- [What is being asked]: Pull every "shaded" line out of the data below.

-------------------------

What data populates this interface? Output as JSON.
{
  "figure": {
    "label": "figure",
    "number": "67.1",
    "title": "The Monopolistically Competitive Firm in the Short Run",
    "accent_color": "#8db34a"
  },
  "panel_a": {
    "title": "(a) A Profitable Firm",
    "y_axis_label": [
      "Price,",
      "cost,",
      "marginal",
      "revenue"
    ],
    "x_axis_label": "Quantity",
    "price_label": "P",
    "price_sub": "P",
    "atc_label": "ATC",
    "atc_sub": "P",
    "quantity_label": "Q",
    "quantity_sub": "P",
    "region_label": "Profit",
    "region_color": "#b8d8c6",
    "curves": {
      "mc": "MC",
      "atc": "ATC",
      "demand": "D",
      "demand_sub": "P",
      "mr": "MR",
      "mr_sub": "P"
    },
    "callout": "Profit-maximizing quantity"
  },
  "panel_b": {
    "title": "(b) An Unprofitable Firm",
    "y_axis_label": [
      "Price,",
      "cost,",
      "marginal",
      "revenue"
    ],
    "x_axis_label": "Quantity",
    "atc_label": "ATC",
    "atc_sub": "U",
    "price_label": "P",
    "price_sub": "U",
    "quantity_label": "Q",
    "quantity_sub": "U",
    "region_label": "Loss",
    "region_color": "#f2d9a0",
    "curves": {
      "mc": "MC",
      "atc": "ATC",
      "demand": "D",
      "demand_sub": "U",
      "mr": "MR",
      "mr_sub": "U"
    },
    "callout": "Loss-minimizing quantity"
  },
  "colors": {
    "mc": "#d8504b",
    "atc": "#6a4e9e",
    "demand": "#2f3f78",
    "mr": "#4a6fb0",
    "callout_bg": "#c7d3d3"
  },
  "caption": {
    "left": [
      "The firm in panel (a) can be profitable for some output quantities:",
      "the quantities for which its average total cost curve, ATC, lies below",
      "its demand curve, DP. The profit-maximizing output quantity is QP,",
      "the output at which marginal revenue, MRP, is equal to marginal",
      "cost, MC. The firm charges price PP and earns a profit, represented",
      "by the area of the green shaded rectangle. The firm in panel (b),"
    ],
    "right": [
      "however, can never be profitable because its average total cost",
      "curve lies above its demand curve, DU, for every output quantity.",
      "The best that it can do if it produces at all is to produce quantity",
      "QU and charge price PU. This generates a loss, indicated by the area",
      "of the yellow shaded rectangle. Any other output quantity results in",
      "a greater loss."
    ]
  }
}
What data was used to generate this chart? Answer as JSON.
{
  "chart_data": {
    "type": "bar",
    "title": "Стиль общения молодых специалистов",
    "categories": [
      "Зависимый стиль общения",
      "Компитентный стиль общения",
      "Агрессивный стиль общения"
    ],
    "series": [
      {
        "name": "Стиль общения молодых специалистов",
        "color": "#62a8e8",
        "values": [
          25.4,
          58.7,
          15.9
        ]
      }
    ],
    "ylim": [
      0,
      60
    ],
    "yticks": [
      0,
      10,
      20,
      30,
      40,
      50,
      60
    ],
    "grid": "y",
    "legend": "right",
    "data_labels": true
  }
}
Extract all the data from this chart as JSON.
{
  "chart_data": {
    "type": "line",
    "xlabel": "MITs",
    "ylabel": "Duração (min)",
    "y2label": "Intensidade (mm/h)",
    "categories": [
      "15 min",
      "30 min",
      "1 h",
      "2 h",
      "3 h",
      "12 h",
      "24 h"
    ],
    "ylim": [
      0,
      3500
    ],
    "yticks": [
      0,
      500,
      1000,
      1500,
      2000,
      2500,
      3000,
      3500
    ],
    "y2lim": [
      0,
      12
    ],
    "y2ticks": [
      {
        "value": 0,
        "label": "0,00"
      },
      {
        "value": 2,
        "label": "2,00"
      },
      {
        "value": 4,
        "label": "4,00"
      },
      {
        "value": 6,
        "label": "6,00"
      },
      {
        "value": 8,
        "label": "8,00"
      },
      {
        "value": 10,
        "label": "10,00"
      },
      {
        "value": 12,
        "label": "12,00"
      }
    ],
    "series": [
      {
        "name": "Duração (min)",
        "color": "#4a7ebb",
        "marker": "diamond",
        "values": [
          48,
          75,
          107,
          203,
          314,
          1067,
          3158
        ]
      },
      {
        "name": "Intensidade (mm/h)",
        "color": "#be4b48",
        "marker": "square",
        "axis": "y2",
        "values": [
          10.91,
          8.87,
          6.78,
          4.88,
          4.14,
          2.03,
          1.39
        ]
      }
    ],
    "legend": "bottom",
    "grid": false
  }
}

-------------------------

- [Exercise result]:
      "by the area of the green shaded rectangle. The firm in panel (b),"
      "of the yellow shaded rectangle. Any other output quantity results in",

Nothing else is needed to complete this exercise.